ENTRIES SUPPLIED:

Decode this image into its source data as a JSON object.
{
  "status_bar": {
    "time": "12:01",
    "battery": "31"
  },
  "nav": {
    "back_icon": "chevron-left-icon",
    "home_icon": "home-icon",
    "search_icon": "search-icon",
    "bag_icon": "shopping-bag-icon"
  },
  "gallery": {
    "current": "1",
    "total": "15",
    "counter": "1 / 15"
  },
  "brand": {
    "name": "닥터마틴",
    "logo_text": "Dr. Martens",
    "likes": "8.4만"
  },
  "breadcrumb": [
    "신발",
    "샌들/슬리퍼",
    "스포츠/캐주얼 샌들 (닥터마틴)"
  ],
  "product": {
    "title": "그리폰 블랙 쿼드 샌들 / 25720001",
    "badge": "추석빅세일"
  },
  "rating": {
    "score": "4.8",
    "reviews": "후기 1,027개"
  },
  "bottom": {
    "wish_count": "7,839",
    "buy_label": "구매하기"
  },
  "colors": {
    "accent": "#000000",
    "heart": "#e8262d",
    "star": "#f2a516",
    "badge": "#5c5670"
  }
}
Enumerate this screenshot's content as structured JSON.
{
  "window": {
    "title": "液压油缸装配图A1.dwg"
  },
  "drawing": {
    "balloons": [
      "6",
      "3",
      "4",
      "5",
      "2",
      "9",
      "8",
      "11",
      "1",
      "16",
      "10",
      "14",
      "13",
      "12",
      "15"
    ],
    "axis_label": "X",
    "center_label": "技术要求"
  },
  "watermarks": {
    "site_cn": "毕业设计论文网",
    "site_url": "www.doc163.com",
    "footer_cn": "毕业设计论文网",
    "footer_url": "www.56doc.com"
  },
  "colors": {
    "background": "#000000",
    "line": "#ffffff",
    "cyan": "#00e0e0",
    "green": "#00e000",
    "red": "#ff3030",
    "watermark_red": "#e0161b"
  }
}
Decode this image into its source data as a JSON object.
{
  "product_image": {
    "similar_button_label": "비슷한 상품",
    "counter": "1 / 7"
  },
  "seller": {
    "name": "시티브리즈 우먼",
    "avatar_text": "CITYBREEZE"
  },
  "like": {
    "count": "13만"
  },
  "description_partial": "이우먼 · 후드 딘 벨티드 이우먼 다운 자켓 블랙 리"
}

PROBLEM TO SOLVE: The records above are to be copied in full, exactly as written.

RESPONSE TO THE TASK:
Decode this image into its source data as a JSON object.
{
  "status_bar": {
    "time": "12:01",
    "battery": "31"
  },
  "nav": {
    "back_icon": "chevron-left-icon",
    "home_icon": "home-icon",
    "search_icon": "search-icon",
    "bag_icon": "shopping-bag-icon"
  },
  "gallery": {
    "current": "1",
    "total": "15",
    "counter": "1 / 15"
  },
  "brand": {
    "name": "닥터마틴",
    "logo_text": "Dr. Martens",
    "likes": "8.4만"
  },
  "breadcrumb": [
    "신발",
    "샌들/슬리퍼",
    "스포츠/캐주얼 샌들 (닥터마틴)"
  ],
  "product": {
    "title": "그리폰 블랙 쿼드 샌들 / 25720001",
    "badge": "추석빅세일"
  },
  "rating": {
    "score": "4.8",
    "reviews": "후기 1,027개"
  },
  "bottom": {
    "wish_count": "7,839",
    "buy_label": "구매하기"
  },
  "colors": {
    "accent": "#000000",
    "heart": "#e8262d",
    "star": "#f2a516",
    "badge": "#5c5670"
  }
}
Enumerate this screenshot's content as structured JSON.
{
  "window": {
    "title": "液压油缸装配图A1.dwg"
  },
  "drawing": {
    "balloons": [
      "6",
      "3",
      "4",
      "5",
      "2",
      "9",
      "8",
      "11",
      "1",
      "16",
      "10",
      "14",
      "13",
      "12",
      "15"
    ],
    "axis_label": "X",
    "center_label": "技术要求"
  },
  "watermarks": {
    "site_cn": "毕业设计论文网",
    "site_url": "www.doc163.com",
    "footer_cn": "毕业设计论文网",
    "footer_url": "www.56doc.com"
  },
  "colors": {
    "background": "#000000",
    "line": "#ffffff",
    "cyan": "#00e0e0",
    "green": "#00e000",
    "red": "#ff3030",
    "watermark_red": "#e0161b"
  }
}
Decode this image into its source data as a JSON object.
{
  "product_image": {
    "similar_button_label": "비슷한 상품",
    "counter": "1 / 7"
  },
  "seller": {
    "name": "시티브리즈 우먼",
    "avatar_text": "CITYBREEZE"
  },
  "like": {
    "count": "13만"
  },
  "description_partial": "이우먼 · 후드 딘 벨티드 이우먼 다운 자켓 블랙 리"
}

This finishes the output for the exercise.